**DIRECTIONS:** Tell how many lines in these records contain the string "type", with only the number as the reply.

**EXERCISE INPUT:**
◇ ◇ ◇ ◇

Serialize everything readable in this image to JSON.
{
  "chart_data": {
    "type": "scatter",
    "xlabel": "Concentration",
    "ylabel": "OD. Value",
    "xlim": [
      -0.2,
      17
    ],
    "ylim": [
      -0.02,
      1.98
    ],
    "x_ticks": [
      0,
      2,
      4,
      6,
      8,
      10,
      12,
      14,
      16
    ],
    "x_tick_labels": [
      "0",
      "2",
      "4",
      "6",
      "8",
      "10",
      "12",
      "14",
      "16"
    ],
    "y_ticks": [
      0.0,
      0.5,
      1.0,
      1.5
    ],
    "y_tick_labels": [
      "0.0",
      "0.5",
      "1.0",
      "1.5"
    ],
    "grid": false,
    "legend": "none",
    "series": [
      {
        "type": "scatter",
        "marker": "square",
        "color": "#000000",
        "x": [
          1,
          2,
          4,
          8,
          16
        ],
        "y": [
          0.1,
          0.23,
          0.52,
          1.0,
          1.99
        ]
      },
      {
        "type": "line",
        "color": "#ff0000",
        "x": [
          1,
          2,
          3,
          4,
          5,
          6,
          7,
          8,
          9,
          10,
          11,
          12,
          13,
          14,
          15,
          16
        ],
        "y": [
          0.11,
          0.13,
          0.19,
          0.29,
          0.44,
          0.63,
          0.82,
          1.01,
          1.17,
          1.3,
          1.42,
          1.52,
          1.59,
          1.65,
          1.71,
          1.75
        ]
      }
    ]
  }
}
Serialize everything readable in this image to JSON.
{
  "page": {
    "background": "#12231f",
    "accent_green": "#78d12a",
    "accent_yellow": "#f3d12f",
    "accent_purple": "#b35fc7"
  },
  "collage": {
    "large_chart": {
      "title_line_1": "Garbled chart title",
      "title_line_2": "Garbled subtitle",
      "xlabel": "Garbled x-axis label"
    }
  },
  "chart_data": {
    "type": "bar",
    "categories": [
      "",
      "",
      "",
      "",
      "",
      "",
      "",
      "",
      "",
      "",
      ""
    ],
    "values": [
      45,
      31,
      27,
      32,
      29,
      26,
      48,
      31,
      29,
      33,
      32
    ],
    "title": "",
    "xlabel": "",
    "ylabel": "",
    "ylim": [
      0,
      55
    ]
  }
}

◇ ◇ ◇ ◇

**THE RESPONSE:** 4